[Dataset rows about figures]
^^^^^^^^

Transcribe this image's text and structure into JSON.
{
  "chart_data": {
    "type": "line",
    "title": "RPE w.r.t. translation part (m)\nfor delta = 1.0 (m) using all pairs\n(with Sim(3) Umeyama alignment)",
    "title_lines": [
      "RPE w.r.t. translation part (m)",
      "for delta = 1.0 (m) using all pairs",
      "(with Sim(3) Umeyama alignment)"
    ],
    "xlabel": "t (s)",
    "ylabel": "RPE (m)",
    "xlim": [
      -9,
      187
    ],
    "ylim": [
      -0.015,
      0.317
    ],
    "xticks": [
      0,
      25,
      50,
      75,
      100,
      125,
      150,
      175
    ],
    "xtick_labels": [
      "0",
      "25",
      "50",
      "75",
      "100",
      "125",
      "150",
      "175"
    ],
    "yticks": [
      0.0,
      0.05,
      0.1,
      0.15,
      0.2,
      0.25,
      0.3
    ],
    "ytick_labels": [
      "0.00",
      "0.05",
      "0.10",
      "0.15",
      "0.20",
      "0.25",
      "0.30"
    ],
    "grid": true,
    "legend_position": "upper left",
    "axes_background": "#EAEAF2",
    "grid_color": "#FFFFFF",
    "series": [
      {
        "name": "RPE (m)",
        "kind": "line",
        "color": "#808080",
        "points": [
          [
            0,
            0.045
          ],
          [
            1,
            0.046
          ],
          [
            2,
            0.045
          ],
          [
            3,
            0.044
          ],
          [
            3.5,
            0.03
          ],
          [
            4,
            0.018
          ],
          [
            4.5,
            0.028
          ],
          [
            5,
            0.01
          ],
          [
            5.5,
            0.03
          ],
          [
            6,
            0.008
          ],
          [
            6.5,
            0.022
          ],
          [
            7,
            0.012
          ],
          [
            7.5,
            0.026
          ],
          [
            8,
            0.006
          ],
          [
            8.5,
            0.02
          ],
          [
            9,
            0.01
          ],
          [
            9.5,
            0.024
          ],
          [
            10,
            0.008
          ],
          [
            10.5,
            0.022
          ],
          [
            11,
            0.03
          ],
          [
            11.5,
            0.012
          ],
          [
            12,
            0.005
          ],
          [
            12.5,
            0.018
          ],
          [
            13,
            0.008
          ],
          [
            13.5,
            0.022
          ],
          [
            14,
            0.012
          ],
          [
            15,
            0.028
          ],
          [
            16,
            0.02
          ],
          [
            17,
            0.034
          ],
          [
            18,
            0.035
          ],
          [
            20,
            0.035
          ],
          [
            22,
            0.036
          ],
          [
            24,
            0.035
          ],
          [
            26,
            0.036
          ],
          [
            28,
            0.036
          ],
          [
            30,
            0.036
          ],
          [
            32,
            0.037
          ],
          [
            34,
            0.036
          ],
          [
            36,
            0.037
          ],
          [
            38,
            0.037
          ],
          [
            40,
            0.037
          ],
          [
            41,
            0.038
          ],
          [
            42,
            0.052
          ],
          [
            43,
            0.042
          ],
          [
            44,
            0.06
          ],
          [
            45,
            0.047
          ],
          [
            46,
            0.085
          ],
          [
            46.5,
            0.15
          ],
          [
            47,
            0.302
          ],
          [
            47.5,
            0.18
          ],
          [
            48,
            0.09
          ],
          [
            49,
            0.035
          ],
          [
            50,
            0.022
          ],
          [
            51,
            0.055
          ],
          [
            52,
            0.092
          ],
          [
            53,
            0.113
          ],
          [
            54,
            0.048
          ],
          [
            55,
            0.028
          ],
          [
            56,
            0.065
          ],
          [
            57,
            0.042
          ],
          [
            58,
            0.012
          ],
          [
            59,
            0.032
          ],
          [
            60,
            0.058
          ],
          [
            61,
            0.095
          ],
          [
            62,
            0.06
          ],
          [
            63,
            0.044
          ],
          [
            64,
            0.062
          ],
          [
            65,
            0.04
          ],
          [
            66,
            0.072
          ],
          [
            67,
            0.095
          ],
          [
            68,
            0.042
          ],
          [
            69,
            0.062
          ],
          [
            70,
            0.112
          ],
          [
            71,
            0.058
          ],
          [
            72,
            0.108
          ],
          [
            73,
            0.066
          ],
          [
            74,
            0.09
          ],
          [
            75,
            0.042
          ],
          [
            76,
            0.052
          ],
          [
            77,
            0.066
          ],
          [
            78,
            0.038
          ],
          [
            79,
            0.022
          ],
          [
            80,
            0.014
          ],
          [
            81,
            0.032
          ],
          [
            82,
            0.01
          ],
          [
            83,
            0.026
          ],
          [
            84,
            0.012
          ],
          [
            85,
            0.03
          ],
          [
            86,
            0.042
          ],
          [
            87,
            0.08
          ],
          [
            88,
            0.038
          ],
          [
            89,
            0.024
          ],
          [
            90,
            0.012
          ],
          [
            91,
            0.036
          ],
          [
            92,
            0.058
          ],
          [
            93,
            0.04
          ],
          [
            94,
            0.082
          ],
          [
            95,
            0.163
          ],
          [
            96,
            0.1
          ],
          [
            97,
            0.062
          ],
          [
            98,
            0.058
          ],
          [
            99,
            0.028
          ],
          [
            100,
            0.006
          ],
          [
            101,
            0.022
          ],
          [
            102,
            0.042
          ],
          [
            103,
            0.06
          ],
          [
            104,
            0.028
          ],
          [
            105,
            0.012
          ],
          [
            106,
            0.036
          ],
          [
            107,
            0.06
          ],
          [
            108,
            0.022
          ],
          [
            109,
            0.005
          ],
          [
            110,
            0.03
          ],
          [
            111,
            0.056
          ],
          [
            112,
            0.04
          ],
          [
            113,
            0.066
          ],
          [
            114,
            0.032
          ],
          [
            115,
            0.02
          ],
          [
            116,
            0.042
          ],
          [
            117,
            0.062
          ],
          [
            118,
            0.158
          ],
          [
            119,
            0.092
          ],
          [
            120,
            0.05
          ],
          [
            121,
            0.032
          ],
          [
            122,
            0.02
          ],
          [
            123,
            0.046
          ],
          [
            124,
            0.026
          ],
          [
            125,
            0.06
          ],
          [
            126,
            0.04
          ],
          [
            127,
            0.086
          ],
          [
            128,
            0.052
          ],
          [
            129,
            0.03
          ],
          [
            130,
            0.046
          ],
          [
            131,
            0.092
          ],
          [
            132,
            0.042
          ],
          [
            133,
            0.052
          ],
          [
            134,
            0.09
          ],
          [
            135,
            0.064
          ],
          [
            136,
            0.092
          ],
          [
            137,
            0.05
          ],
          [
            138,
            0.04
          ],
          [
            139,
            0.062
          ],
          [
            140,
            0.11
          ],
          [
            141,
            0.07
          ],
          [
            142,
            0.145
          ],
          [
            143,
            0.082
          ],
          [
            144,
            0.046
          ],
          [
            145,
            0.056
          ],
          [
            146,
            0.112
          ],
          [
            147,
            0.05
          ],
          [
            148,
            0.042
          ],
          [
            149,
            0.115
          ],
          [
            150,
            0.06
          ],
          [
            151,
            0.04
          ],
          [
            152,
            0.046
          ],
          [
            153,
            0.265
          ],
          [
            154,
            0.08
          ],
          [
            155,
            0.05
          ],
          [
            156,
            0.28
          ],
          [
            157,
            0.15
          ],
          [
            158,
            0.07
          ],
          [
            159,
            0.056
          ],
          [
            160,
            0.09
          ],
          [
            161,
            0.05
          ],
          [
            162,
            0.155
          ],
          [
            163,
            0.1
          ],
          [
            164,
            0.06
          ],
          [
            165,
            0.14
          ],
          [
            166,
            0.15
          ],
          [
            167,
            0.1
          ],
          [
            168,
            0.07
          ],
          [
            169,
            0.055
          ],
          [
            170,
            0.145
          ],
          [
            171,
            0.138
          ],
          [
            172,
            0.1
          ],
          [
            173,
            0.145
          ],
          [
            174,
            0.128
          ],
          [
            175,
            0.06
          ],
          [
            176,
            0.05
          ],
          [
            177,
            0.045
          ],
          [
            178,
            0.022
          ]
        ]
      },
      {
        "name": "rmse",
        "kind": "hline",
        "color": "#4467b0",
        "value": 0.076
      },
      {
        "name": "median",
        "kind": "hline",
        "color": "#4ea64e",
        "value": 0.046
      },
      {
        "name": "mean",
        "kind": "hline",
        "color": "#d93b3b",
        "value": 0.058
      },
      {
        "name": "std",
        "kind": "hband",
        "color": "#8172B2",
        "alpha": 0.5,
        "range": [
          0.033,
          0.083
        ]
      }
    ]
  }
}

^^^^^^^^

[EXERCISE INSTRUCTIONS] Select every line in the material above where the string "alignment" occurs, and copy it.

[FULL RESPONSE]
    "title": "RPE w.r.t. translation part (m)\nfor delta = 1.0 (m) using all pairs\n(with Sim(3) Umeyama alignment)",
      "(with Sim(3) Umeyama alignment)"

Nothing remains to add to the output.